Entries from a dataset
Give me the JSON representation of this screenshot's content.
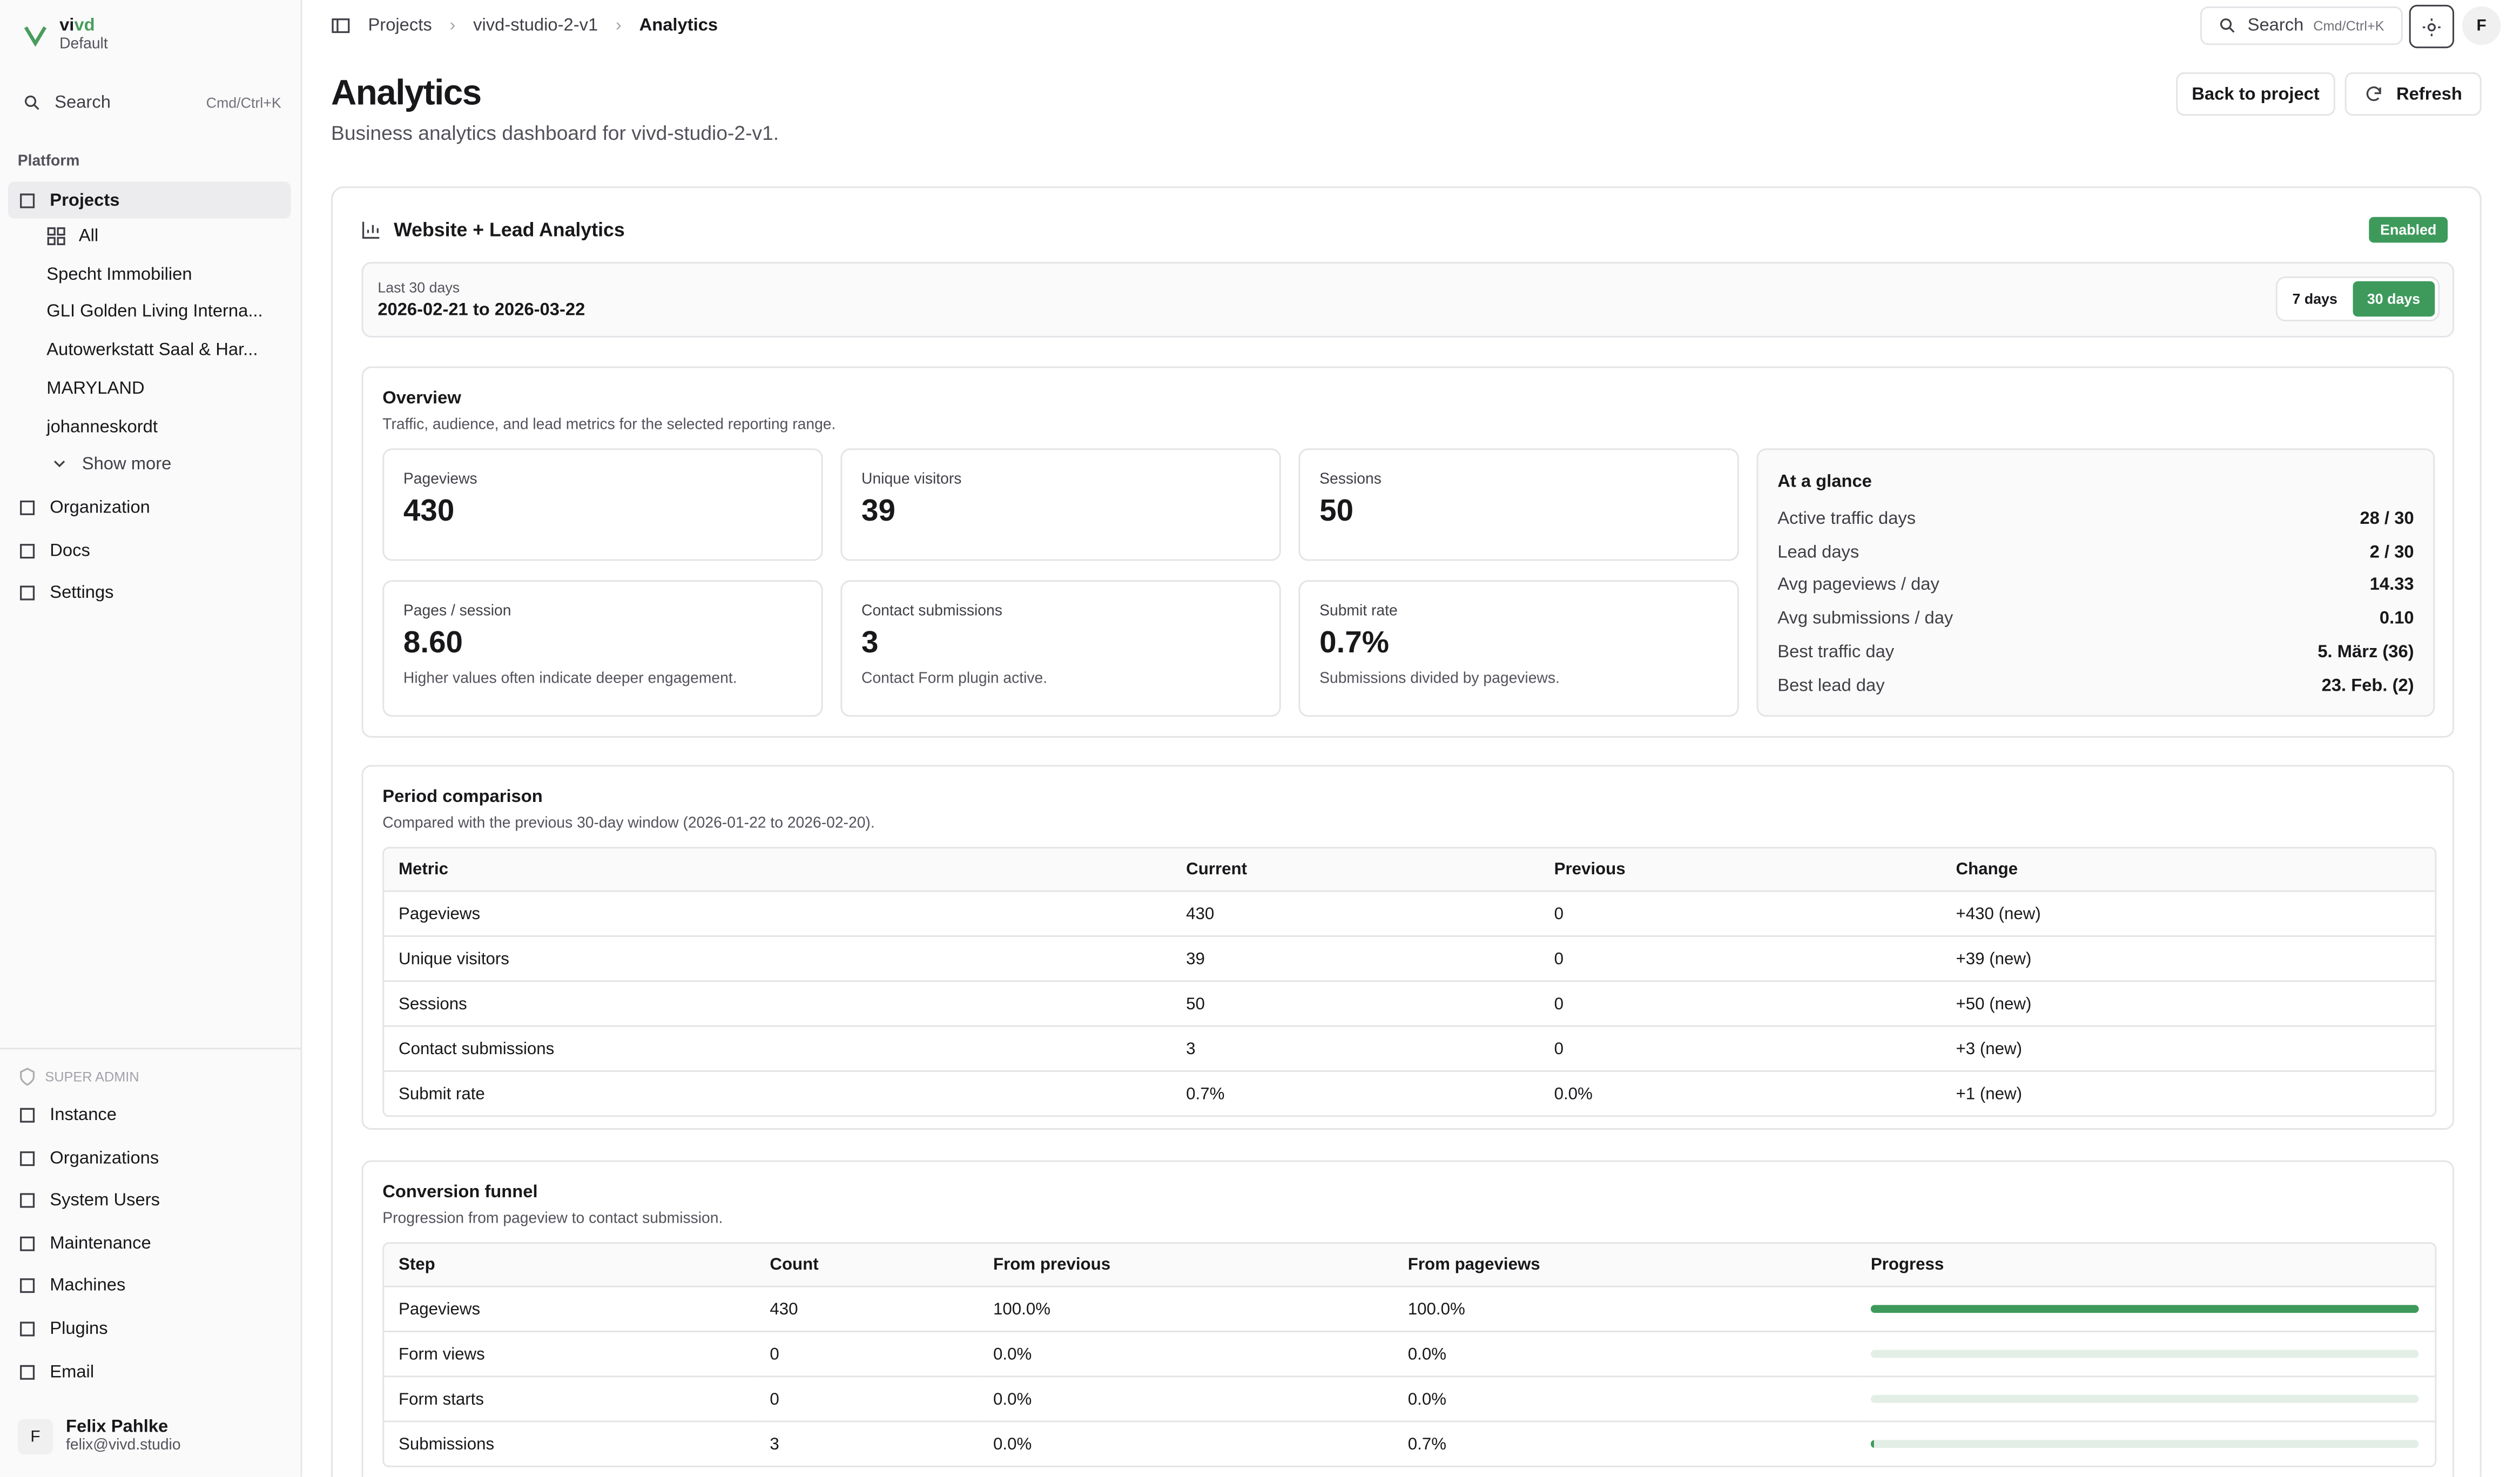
{
  "sidebar": {
    "brand": [
      "vi",
      "vd"
    ],
    "workspace": "Default",
    "search": "Search",
    "search_shortcut": "Cmd/Ctrl+K",
    "section": "Platform",
    "projects": "Projects",
    "project_items": [
      "All",
      "Specht Immobilien",
      "GLI Golden Living Interna...",
      "Autowerkstatt Saal & Har...",
      "MARYLAND",
      "johanneskordt"
    ],
    "show_more": "Show more",
    "nav": [
      "Organization",
      "Docs",
      "Settings"
    ],
    "admin_label": "SUPER ADMIN",
    "admin_items": [
      "Instance",
      "Organizations",
      "System Users",
      "Maintenance",
      "Machines",
      "Plugins",
      "Email"
    ],
    "user": {
      "initial": "F",
      "name": "Felix Pahlke",
      "email": "felix@vivd.studio"
    }
  },
  "topbar": {
    "breadcrumb": [
      "Projects",
      "vivd-studio-2-v1",
      "Analytics"
    ],
    "search": "Search",
    "search_shortcut": "Cmd/Ctrl+K",
    "avatar": "F"
  },
  "header": {
    "title": "Analytics",
    "subtitle": "Business analytics dashboard for vivd-studio-2-v1.",
    "buttons": [
      "Back to project",
      "Refresh"
    ]
  },
  "panel": {
    "title": "Website + Lead Analytics",
    "status": "Enabled",
    "range_label": "Last 30 days",
    "range": "2026-02-21 to 2026-03-22",
    "range_options": [
      "7 days",
      "30 days"
    ]
  },
  "overview": {
    "title": "Overview",
    "description": "Traffic, audience, and lead metrics for the selected reporting range.",
    "cards": [
      {
        "label": "Pageviews",
        "value": 430
      },
      {
        "label": "Unique visitors",
        "value": 39
      },
      {
        "label": "Sessions",
        "value": 50
      },
      {
        "label": "Pages / session",
        "value": "8.60",
        "note": "Higher values often indicate deeper engagement."
      },
      {
        "label": "Contact submissions",
        "value": 3,
        "note": "Contact Form plugin active."
      },
      {
        "label": "Submit rate",
        "value": "0.7%",
        "note": "Submissions divided by pageviews."
      }
    ],
    "glance": {
      "title": "At a glance",
      "rows": [
        [
          "Active traffic days",
          "28 / 30"
        ],
        [
          "Lead days",
          "2 / 30"
        ],
        [
          "Avg pageviews / day",
          "14.33"
        ],
        [
          "Avg submissions / day",
          "0.10"
        ],
        [
          "Best traffic day",
          "5. März (36)"
        ],
        [
          "Best lead day",
          "23. Feb. (2)"
        ]
      ]
    }
  },
  "comparison": {
    "title": "Period comparison",
    "description": "Compared with the previous 30-day window (2026-01-22 to 2026-02-20).",
    "columns": [
      "Metric",
      "Current",
      "Previous",
      "Change"
    ],
    "rows": [
      [
        "Pageviews",
        430,
        0,
        "+430 (new)"
      ],
      [
        "Unique visitors",
        39,
        0,
        "+39 (new)"
      ],
      [
        "Sessions",
        50,
        0,
        "+50 (new)"
      ],
      [
        "Contact submissions",
        3,
        0,
        "+3 (new)"
      ],
      [
        "Submit rate",
        "0.7%",
        "0.0%",
        "+1 (new)"
      ]
    ]
  },
  "funnel": {
    "title": "Conversion funnel",
    "description": "Progression from pageview to contact submission.",
    "columns": [
      "Step",
      "Count",
      "From previous",
      "From pageviews",
      "Progress"
    ],
    "rows": [
      {
        "step": "Pageviews",
        "count": 430,
        "from_previous": "100.0%",
        "from_pageviews": "100.0%",
        "progress": 100
      },
      {
        "step": "Form views",
        "count": 0,
        "from_previous": "0.0%",
        "from_pageviews": "0.0%",
        "progress": 0
      },
      {
        "step": "Form starts",
        "count": 0,
        "from_previous": "0.0%",
        "from_pageviews": "0.0%",
        "progress": 0
      },
      {
        "step": "Submissions",
        "count": 3,
        "from_previous": "0.0%",
        "from_pageviews": "0.7%",
        "progress": 0.7
      }
    ]
  }
}
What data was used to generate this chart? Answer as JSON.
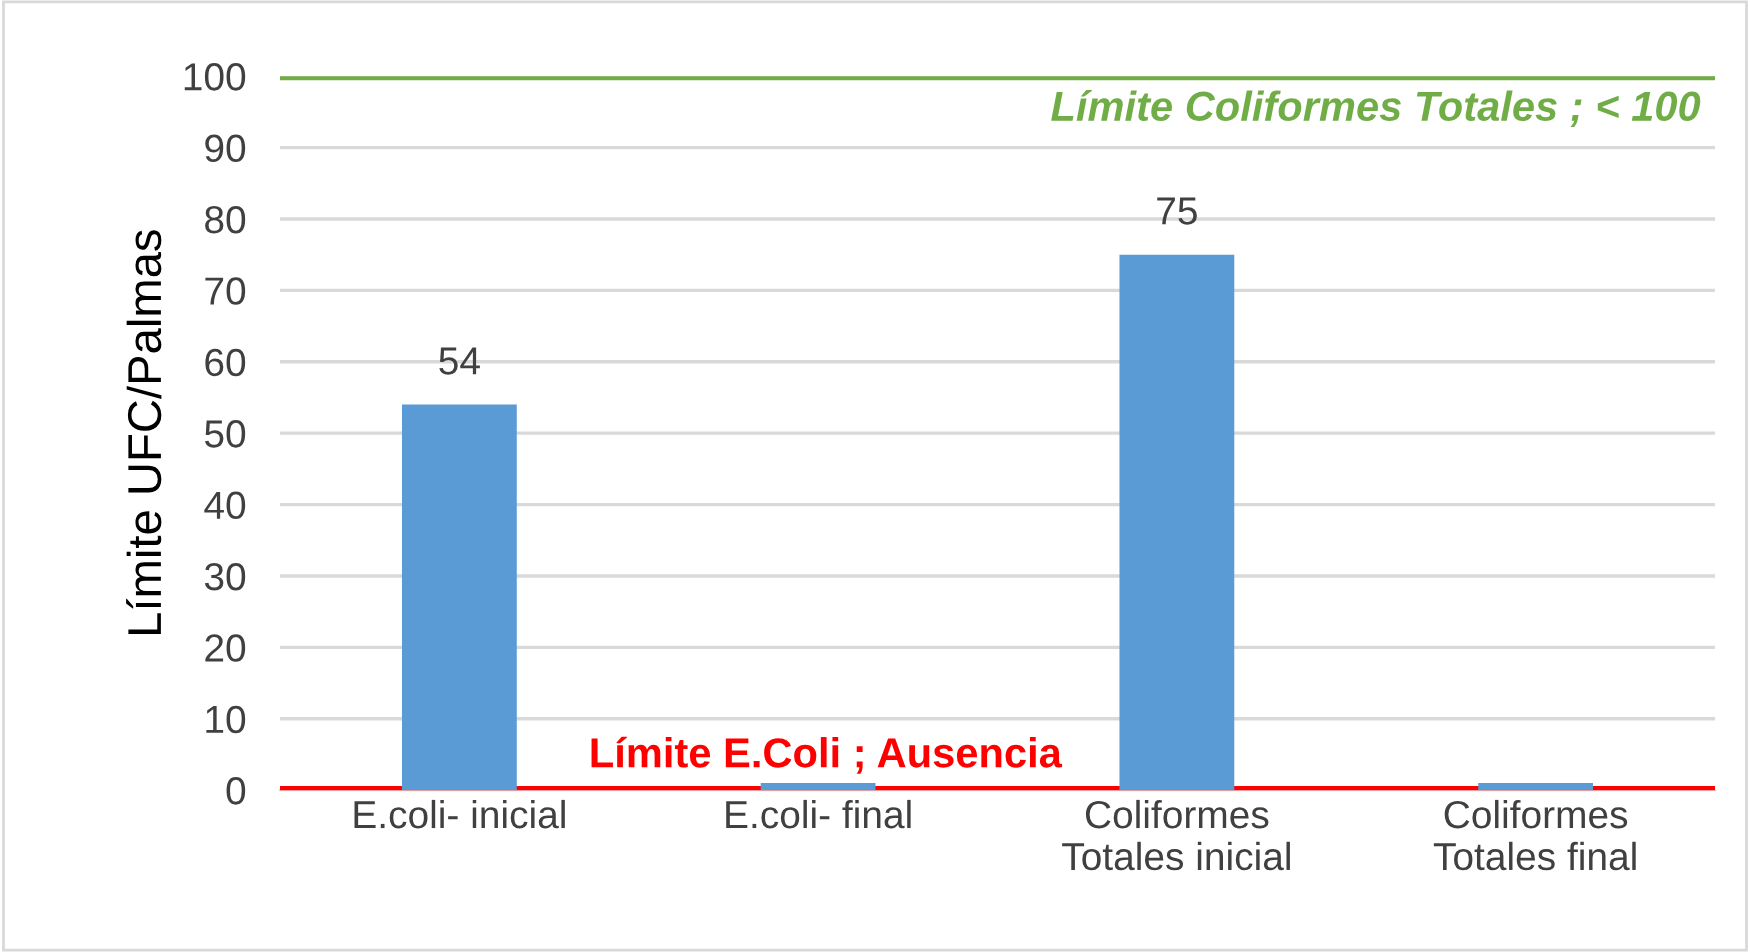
{
  "chart_data": {
    "type": "bar",
    "ylabel": "Límite UFC/Palmas",
    "categories": [
      "E.coli- inicial",
      "E.coli- final",
      "Coliformes\nTotales inicial",
      "Coliformes\nTotales final"
    ],
    "values": [
      54,
      1,
      75,
      1
    ],
    "color": "#5b9bd5",
    "value_labels": [
      "54",
      null,
      "75",
      null
    ],
    "ylim": [
      0,
      100
    ],
    "yticks": [
      0,
      10,
      20,
      30,
      40,
      50,
      60,
      70,
      80,
      90,
      100
    ],
    "grid": "y",
    "ref_lines": [
      {
        "axis": "y",
        "value": 0,
        "label": "Límite E.Coli ; Ausencia",
        "color": "#ff0000"
      },
      {
        "axis": "y",
        "value": 100,
        "label": "Límite Coliformes Totales ; < 100",
        "color": "#70ad47"
      }
    ]
  }
}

WHAT IS NEEDED: Your copy should repeat each entry above exactly but contain no pictures.

REPLY:
Give me the JSON representation of this screenshot's content.
{
  "sidebar": {
    "brand": [
      "vi",
      "vd"
    ],
    "workspace": "Default",
    "search": "Search",
    "search_shortcut": "Cmd/Ctrl+K",
    "section": "Platform",
    "projects": "Projects",
    "project_items": [
      "All",
      "Specht Immobilien",
      "GLI Golden Living Interna...",
      "Autowerkstatt Saal & Har...",
      "MARYLAND",
      "johanneskordt"
    ],
    "show_more": "Show more",
    "nav": [
      "Organization",
      "Docs",
      "Settings"
    ],
    "admin_label": "SUPER ADMIN",
    "admin_items": [
      "Instance",
      "Organizations",
      "System Users",
      "Maintenance",
      "Machines",
      "Plugins",
      "Email"
    ],
    "user": {
      "initial": "F",
      "name": "Felix Pahlke",
      "email": "felix@vivd.studio"
    }
  },
  "topbar": {
    "breadcrumb": [
      "Projects",
      "vivd-studio-2-v1",
      "Analytics"
    ],
    "search": "Search",
    "search_shortcut": "Cmd/Ctrl+K",
    "avatar": "F"
  },
  "header": {
    "title": "Analytics",
    "subtitle": "Business analytics dashboard for vivd-studio-2-v1.",
    "buttons": [
      "Back to project",
      "Refresh"
    ]
  },
  "panel": {
    "title": "Website + Lead Analytics",
    "status": "Enabled",
    "range_label": "Last 30 days",
    "range": "2026-02-21 to 2026-03-22",
    "range_options": [
      "7 days",
      "30 days"
    ]
  },
  "overview": {
    "title": "Overview",
    "description": "Traffic, audience, and lead metrics for the selected reporting range.",
    "cards": [
      {
        "label": "Pageviews",
        "value": 430
      },
      {
        "label": "Unique visitors",
        "value": 39
      },
      {
        "label": "Sessions",
        "value": 50
      },
      {
        "label": "Pages / session",
        "value": "8.60",
        "note": "Higher values often indicate deeper engagement."
      },
      {
        "label": "Contact submissions",
        "value": 3,
        "note": "Contact Form plugin active."
      },
      {
        "label": "Submit rate",
        "value": "0.7%",
        "note": "Submissions divided by pageviews."
      }
    ],
    "glance": {
      "title": "At a glance",
      "rows": [
        [
          "Active traffic days",
          "28 / 30"
        ],
        [
          "Lead days",
          "2 / 30"
        ],
        [
          "Avg pageviews / day",
          "14.33"
        ],
        [
          "Avg submissions / day",
          "0.10"
        ],
        [
          "Best traffic day",
          "5. März (36)"
        ],
        [
          "Best lead day",
          "23. Feb. (2)"
        ]
      ]
    }
  },
  "comparison": {
    "title": "Period comparison",
    "description": "Compared with the previous 30-day window (2026-01-22 to 2026-02-20).",
    "columns": [
      "Metric",
      "Current",
      "Previous",
      "Change"
    ],
    "rows": [
      [
        "Pageviews",
        430,
        0,
        "+430 (new)"
      ],
      [
        "Unique visitors",
        39,
        0,
        "+39 (new)"
      ],
      [
        "Sessions",
        50,
        0,
        "+50 (new)"
      ],
      [
        "Contact submissions",
        3,
        0,
        "+3 (new)"
      ],
      [
        "Submit rate",
        "0.7%",
        "0.0%",
        "+1 (new)"
      ]
    ]
  },
  "funnel": {
    "title": "Conversion funnel",
    "description": "Progression from pageview to contact submission.",
    "columns": [
      "Step",
      "Count",
      "From previous",
      "From pageviews",
      "Progress"
    ],
    "rows": [
      {
        "step": "Pageviews",
        "count": 430,
        "from_previous": "100.0%",
        "from_pageviews": "100.0%",
        "progress": 100
      },
      {
        "step": "Form views",
        "count": 0,
        "from_previous": "0.0%",
        "from_pageviews": "0.0%",
        "progress": 0
      },
      {
        "step": "Form starts",
        "count": 0,
        "from_previous": "0.0%",
        "from_pageviews": "0.0%",
        "progress": 0
      },
      {
        "step": "Submissions",
        "count": 3,
        "from_previous": "0.0%",
        "from_pageviews": "0.7%",
        "progress": 0.7
      }
    ]
  }
}
What data was used to generate this chart? Answer as JSON.
{
  "chart_data": {
    "type": "bar",
    "ylabel": "Límite UFC/Palmas",
    "categories": [
      "E.coli- inicial",
      "E.coli- final",
      "Coliformes\nTotales inicial",
      "Coliformes\nTotales final"
    ],
    "values": [
      54,
      1,
      75,
      1
    ],
    "color": "#5b9bd5",
    "value_labels": [
      "54",
      null,
      "75",
      null
    ],
    "ylim": [
      0,
      100
    ],
    "yticks": [
      0,
      10,
      20,
      30,
      40,
      50,
      60,
      70,
      80,
      90,
      100
    ],
    "grid": "y",
    "ref_lines": [
      {
        "axis": "y",
        "value": 0,
        "label": "Límite E.Coli ; Ausencia",
        "color": "#ff0000"
      },
      {
        "axis": "y",
        "value": 100,
        "label": "Límite Coliformes Totales ; < 100",
        "color": "#70ad47"
      }
    ]
  }
}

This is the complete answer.